:: Task data ::
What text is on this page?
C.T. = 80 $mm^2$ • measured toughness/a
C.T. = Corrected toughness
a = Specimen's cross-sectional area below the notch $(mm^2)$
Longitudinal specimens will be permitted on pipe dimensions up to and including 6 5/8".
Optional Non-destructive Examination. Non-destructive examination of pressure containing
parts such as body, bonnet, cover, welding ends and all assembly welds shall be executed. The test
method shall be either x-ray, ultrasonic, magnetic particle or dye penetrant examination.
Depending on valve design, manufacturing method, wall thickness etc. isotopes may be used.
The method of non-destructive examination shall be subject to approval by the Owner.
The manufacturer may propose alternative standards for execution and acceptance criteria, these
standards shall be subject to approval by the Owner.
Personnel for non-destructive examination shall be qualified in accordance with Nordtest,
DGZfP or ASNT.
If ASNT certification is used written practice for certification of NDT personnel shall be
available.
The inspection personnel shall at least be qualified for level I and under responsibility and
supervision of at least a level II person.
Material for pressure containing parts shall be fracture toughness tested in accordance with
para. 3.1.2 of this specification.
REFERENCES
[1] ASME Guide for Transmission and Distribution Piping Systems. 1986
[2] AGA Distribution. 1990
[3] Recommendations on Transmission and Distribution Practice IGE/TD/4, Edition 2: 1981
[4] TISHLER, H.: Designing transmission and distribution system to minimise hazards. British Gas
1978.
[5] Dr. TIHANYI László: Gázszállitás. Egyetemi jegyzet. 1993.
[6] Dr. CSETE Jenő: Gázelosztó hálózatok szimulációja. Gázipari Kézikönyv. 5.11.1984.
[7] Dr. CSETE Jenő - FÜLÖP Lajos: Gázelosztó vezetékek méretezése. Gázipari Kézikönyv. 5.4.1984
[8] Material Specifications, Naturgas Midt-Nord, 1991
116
:::
» **Exercise goal**
Copy out the whole listing exactly.

» **Response for this exercise**
What text is on this page?
C.T. = 80 $mm^2$ • measured toughness/a
C.T. = Corrected toughness
a = Specimen's cross-sectional area below the notch $(mm^2)$
Longitudinal specimens will be permitted on pipe dimensions up to and including 6 5/8".
Optional Non-destructive Examination. Non-destructive examination of pressure containing
parts such as body, bonnet, cover, welding ends and all assembly welds shall be executed. The test
method shall be either x-ray, ultrasonic, magnetic particle or dye penetrant examination.
Depending on valve design, manufacturing method, wall thickness etc. isotopes may be used.
The method of non-destructive examination shall be subject to approval by the Owner.
The manufacturer may propose alternative standards for execution and acceptance criteria, these
standards shall be subject to approval by the Owner.
Personnel for non-destructive examination shall be qualified in accordance with Nordtest,
DGZfP or ASNT.
If ASNT certification is used written practice for certification of NDT personnel shall be
available.
The inspection personnel shall at least be qualified for level I and under responsibility and
supervision of at least a level II person.
Material for pressure containing parts shall be fracture toughness tested in accordance with
para. 3.1.2 of this specification.
REFERENCES
[1] ASME Guide for Transmission and Distribution Piping Systems. 1986
[2] AGA Distribution. 1990
[3] Recommendations on Transmission and Distribution Practice IGE/TD/4, Edition 2: 1981
[4] TISHLER, H.: Designing transmission and distribution system to minimise hazards. British Gas
1978.
[5] Dr. TIHANYI László: Gázszállitás. Egyetemi jegyzet. 1993.
[6] Dr. CSETE Jenő: Gázelosztó hálózatok szimulációja. Gázipari Kézikönyv. 5.11.1984.
[7] Dr. CSETE Jenő - FÜLÖP Lajos: Gázelosztó vezetékek méretezése. Gázipari Kézikönyv. 5.4.1984
[8] Material Specifications, Naturgas Midt-Nord, 1991
116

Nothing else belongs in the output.